» **REQUIRED WORK**
Only lines holding the word "Science" should be copied from the material.

» **Dataset records on visual material**
= = =

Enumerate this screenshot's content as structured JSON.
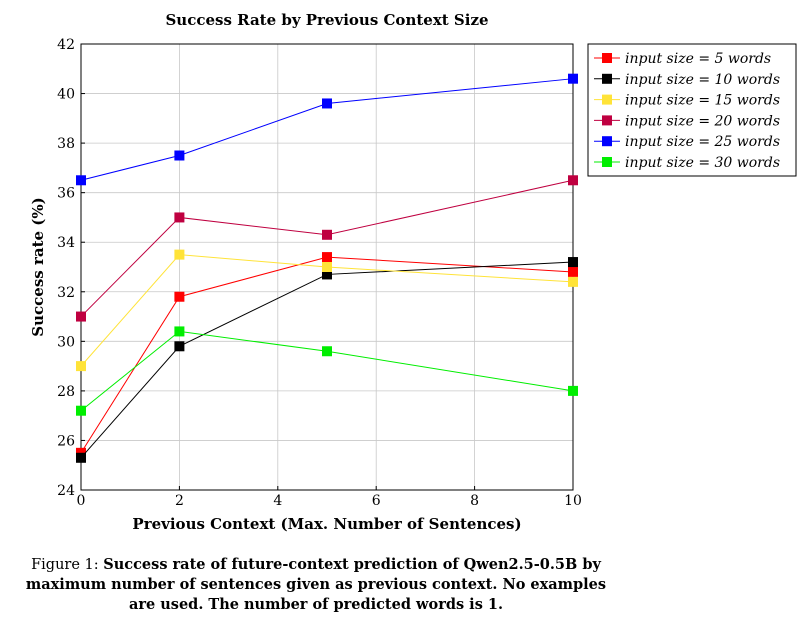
{
  "chart_data": {
    "type": "line",
    "title": "Success Rate by Previous Context Size",
    "xlabel": "Previous Context (Max. Number of Sentences)",
    "ylabel": "Success rate (%)",
    "xlim": [
      0,
      10
    ],
    "ylim": [
      24,
      42
    ],
    "xticks": [
      0,
      2,
      4,
      6,
      8,
      10
    ],
    "yticks": [
      24,
      26,
      28,
      30,
      32,
      34,
      36,
      38,
      40,
      42
    ],
    "grid": true,
    "legend_position": "outside-top-right",
    "x": [
      0,
      2,
      5,
      10
    ],
    "series": [
      {
        "name": "input size = 5 words",
        "color": "#ff0000",
        "values": [
          25.5,
          31.8,
          33.4,
          32.8
        ]
      },
      {
        "name": "input size = 10 words",
        "color": "#000000",
        "values": [
          25.3,
          29.8,
          32.7,
          33.2
        ]
      },
      {
        "name": "input size = 15 words",
        "color": "#ffe338",
        "values": [
          29.0,
          33.5,
          33.0,
          32.4
        ]
      },
      {
        "name": "input size = 20 words",
        "color": "#bf0040",
        "values": [
          31.0,
          35.0,
          34.3,
          36.5
        ]
      },
      {
        "name": "input size = 25 words",
        "color": "#0000ff",
        "values": [
          36.5,
          37.5,
          39.6,
          40.6
        ]
      },
      {
        "name": "input size = 30 words",
        "color": "#00ee00",
        "values": [
          27.2,
          30.4,
          29.6,
          28.0
        ]
      }
    ]
  },
  "caption": {
    "figure_label": "Figure 1:",
    "text": "Success rate of future-context prediction of Qwen2.5-0.5B by maximum number of sentences given as previous context.  No examples are used. The number of predicted words is 1."
  }
}
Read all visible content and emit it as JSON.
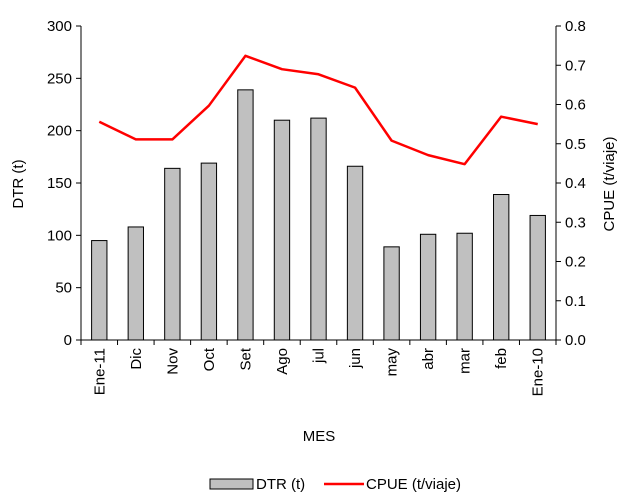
{
  "chart_data": {
    "type": "bar",
    "categories": [
      "Ene-11",
      "Dic",
      "Nov",
      "Oct",
      "Set",
      "Ago",
      "jul",
      "jun",
      "may",
      "abr",
      "mar",
      "feb",
      "Ene-10"
    ],
    "series": [
      {
        "name": "DTR (t)",
        "type": "bar",
        "axis": "left",
        "color": "#c0c0c0",
        "values": [
          95,
          108,
          164,
          169,
          239,
          210,
          212,
          166,
          89,
          101,
          102,
          139,
          119
        ]
      },
      {
        "name": "CPUE (t/viaje)",
        "type": "line",
        "axis": "right",
        "color": "#ff0000",
        "values": [
          0.556,
          0.511,
          0.511,
          0.597,
          0.724,
          0.69,
          0.677,
          0.643,
          0.508,
          0.471,
          0.448,
          0.569,
          0.55
        ]
      }
    ],
    "title": "",
    "xlabel": "MES",
    "ylabel": "DTR (t)",
    "y2label": "CPUE (t/viaje)",
    "ylim": [
      0,
      300
    ],
    "y2lim": [
      0,
      0.8
    ],
    "yticks": [
      "0",
      "50",
      "100",
      "150",
      "200",
      "250",
      "300"
    ],
    "y2ticks": [
      "0.0",
      "0.1",
      "0.2",
      "0.3",
      "0.4",
      "0.5",
      "0.6",
      "0.7",
      "0.8"
    ],
    "grid": false,
    "legend": "bottom"
  }
}
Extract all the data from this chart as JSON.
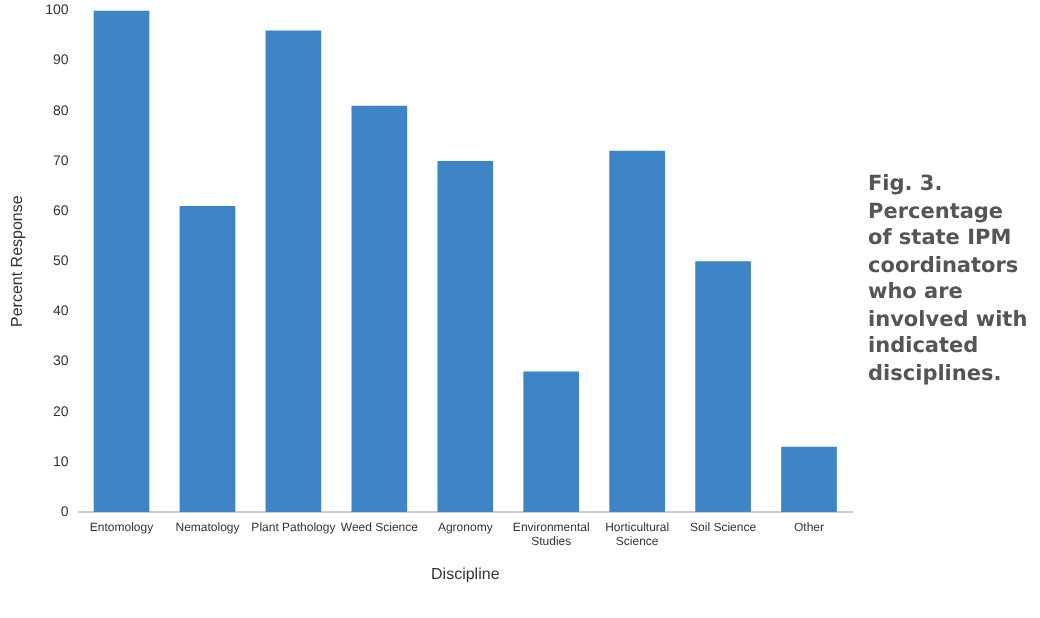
{
  "chart_data": {
    "type": "bar",
    "xlabel": "Discipline",
    "ylabel": "Percent Response",
    "categories": [
      "Entomology",
      "Nematology",
      "Plant Pathology",
      "Weed Science",
      "Agronomy",
      "Environmental Studies",
      "Horticultural Science",
      "Soil Science",
      "Other"
    ],
    "values": [
      100,
      61,
      96,
      81,
      70,
      28,
      72,
      50,
      13
    ],
    "color": "#3d85c6",
    "ylim": [
      0,
      100
    ],
    "yticks": [
      0,
      10,
      20,
      30,
      40,
      50,
      60,
      70,
      80,
      90,
      100
    ],
    "grid": false,
    "legend": false,
    "annotations": [
      "Fig. 3. Percentage of state IPM coordinators who are involved with indicated disciplines."
    ]
  }
}
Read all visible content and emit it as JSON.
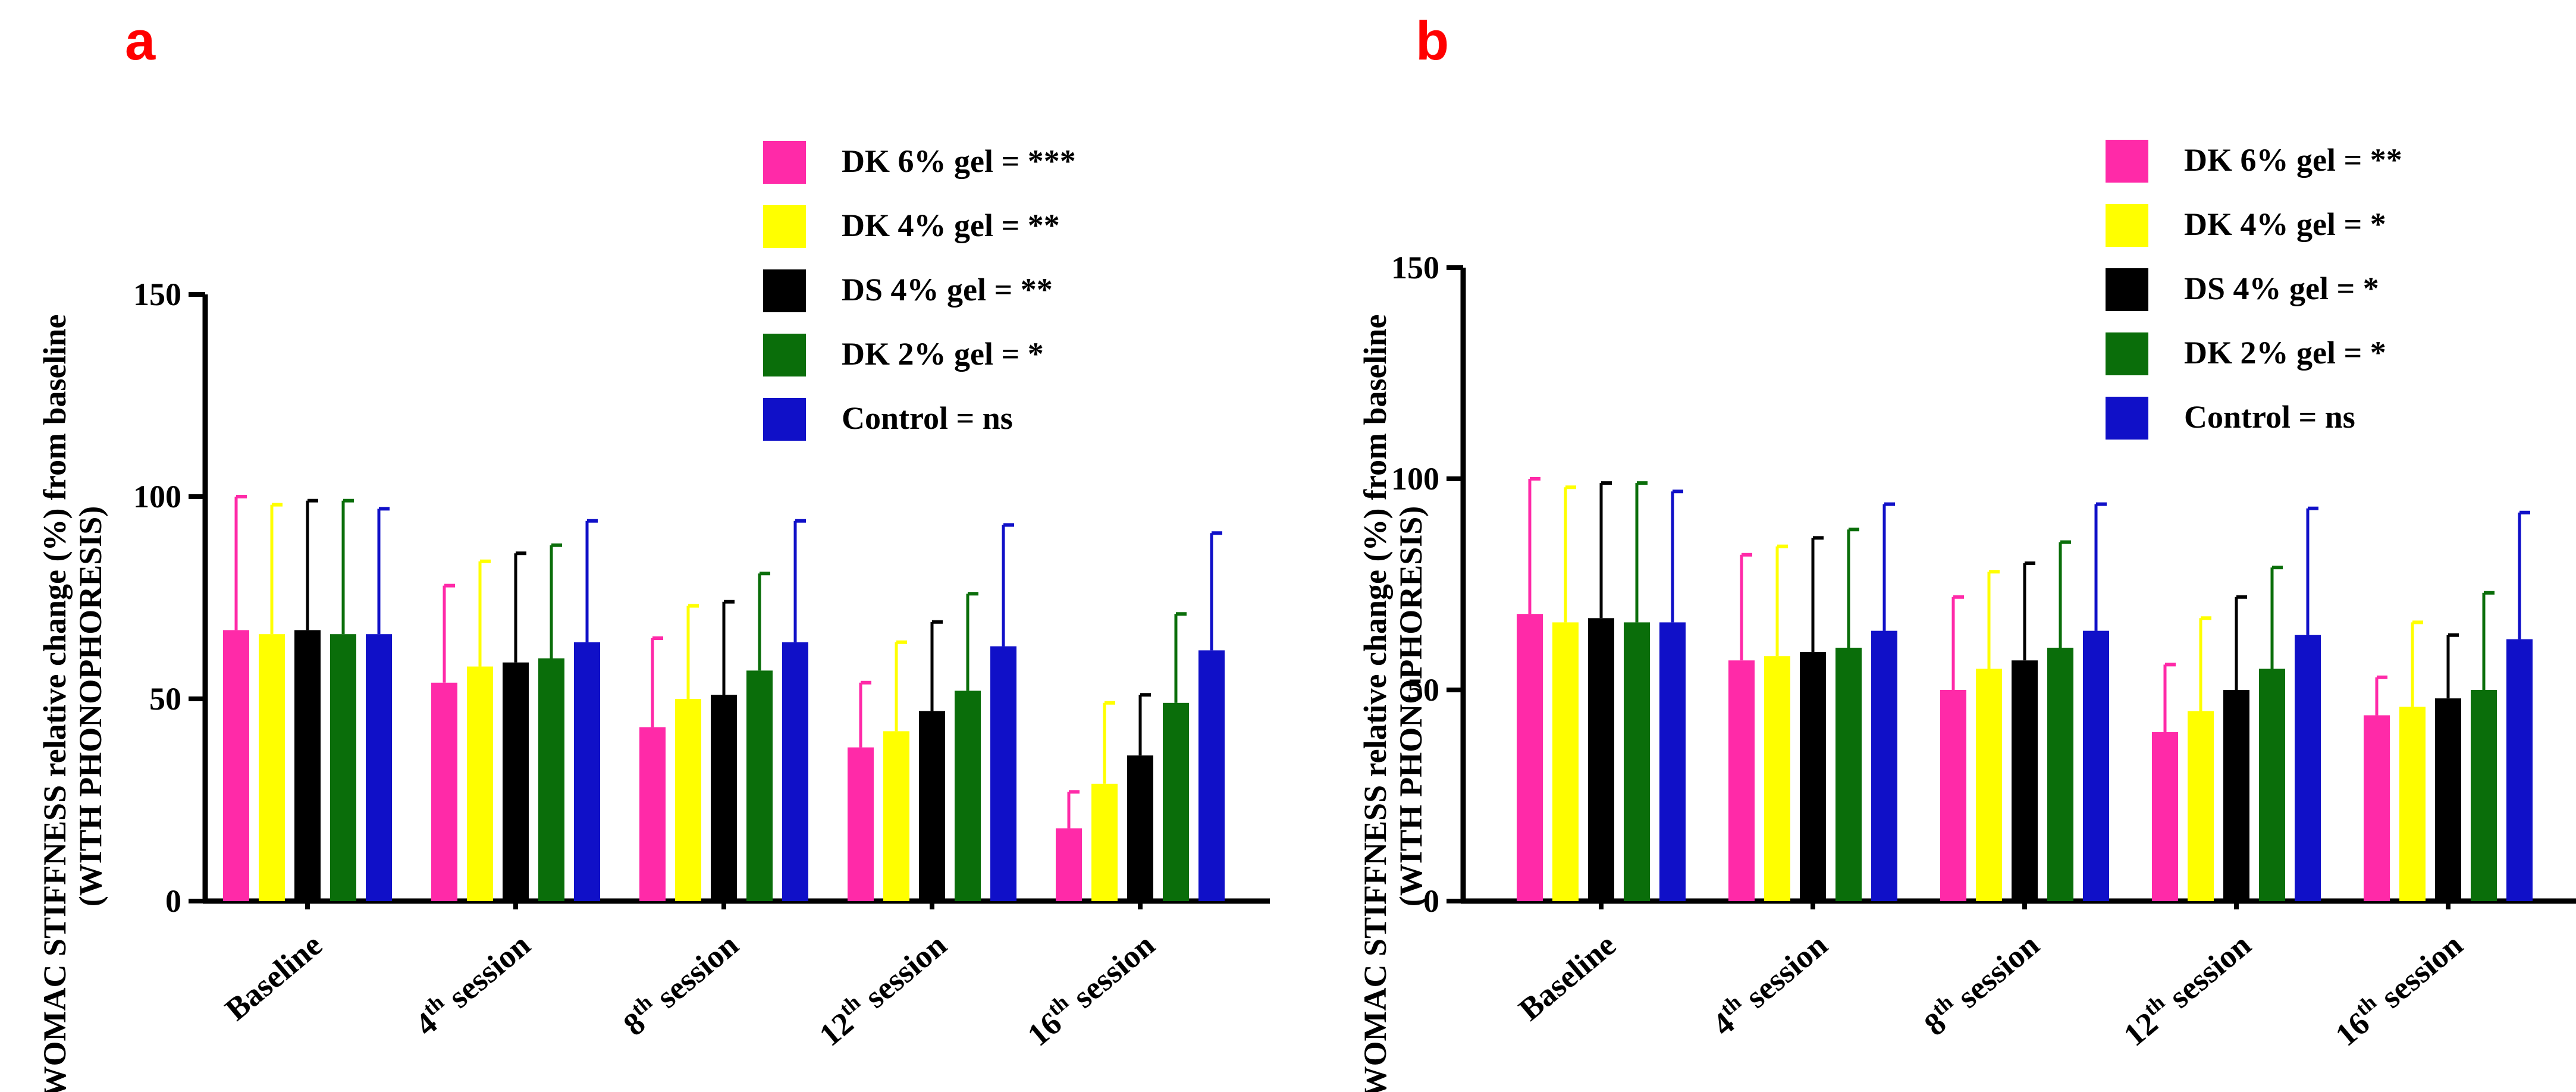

= = =

» **THE ANSWER**
      "Weed Science",
      "Horticultural Science",
      "Soil Science",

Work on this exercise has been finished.